Listing -
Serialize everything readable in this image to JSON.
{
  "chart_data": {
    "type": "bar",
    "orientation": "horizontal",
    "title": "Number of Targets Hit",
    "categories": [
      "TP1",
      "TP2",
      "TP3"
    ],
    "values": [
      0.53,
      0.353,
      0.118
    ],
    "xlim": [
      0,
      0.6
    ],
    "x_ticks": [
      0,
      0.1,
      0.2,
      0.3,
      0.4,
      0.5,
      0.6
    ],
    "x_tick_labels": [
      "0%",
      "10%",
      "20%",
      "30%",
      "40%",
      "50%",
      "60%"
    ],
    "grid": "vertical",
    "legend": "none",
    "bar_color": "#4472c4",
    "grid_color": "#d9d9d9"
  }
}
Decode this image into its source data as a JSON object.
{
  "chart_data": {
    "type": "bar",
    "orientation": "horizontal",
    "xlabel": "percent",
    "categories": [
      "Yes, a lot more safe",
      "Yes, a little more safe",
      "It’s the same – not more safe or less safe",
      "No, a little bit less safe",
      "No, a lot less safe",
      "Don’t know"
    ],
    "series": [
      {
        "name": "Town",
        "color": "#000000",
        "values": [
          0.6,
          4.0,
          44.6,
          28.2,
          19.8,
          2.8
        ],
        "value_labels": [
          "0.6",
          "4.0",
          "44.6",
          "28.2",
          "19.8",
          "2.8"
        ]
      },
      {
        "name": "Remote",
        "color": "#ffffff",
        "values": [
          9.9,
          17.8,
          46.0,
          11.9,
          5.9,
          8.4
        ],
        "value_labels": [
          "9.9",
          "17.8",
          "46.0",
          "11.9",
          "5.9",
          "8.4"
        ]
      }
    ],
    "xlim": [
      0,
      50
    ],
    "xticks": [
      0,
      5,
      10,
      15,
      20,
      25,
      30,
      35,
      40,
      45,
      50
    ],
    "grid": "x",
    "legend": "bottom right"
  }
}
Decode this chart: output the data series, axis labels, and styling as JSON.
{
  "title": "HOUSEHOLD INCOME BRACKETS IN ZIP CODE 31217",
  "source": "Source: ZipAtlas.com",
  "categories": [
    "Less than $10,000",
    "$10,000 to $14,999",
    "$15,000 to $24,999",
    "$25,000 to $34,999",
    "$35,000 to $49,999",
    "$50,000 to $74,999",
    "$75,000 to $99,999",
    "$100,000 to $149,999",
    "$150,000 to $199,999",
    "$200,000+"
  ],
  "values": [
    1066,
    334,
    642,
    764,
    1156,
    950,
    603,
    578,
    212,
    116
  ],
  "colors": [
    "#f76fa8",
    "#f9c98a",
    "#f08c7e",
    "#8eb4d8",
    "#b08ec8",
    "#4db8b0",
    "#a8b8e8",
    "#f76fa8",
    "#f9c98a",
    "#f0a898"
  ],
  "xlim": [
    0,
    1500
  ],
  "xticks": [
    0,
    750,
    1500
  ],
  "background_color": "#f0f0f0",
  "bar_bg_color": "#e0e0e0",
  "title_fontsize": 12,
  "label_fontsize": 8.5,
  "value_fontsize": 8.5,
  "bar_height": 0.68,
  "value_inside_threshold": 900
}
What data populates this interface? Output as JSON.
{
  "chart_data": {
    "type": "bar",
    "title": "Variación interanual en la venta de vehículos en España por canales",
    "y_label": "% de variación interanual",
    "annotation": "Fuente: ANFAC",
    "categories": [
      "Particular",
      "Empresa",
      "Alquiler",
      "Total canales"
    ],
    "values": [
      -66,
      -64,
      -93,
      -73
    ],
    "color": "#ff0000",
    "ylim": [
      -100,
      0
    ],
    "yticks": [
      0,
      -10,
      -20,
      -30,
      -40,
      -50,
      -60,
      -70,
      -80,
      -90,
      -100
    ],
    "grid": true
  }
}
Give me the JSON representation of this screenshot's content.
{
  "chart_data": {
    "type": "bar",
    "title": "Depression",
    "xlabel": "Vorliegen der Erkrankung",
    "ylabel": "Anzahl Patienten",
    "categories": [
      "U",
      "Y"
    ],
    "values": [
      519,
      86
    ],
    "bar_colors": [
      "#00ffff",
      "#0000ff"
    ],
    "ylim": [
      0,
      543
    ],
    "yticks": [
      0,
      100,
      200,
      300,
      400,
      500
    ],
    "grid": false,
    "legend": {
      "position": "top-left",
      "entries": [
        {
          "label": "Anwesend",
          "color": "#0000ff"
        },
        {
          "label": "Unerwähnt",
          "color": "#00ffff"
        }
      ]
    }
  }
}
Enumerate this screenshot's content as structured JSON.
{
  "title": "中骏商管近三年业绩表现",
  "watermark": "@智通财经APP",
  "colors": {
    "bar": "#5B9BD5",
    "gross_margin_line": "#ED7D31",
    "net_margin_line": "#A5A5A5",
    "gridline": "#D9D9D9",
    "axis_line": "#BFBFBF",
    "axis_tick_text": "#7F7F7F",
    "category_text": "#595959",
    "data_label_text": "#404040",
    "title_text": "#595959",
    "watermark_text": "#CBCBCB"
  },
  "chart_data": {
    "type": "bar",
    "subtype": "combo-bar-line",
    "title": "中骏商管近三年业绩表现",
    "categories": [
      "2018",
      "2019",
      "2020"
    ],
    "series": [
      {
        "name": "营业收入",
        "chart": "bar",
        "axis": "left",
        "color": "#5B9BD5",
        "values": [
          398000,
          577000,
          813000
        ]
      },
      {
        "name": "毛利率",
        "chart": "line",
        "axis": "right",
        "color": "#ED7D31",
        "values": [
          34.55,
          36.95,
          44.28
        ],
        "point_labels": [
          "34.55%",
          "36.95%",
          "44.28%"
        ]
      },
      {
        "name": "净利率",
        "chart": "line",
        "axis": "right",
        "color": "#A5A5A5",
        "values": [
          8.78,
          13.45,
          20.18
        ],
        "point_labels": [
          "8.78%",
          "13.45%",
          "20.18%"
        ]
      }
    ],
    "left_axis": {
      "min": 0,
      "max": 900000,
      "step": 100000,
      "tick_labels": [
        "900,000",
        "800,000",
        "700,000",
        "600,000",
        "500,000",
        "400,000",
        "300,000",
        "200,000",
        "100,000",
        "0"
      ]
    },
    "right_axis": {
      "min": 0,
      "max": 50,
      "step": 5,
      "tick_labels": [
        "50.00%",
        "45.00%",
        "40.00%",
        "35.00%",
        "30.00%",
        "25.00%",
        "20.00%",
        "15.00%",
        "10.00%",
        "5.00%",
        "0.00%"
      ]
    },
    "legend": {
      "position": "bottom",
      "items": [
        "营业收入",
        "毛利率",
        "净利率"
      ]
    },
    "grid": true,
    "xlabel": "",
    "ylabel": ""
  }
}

Stated exercise - Only the number is wanted: how many lines of the material contain the word "JSON"?

Result for this task - 6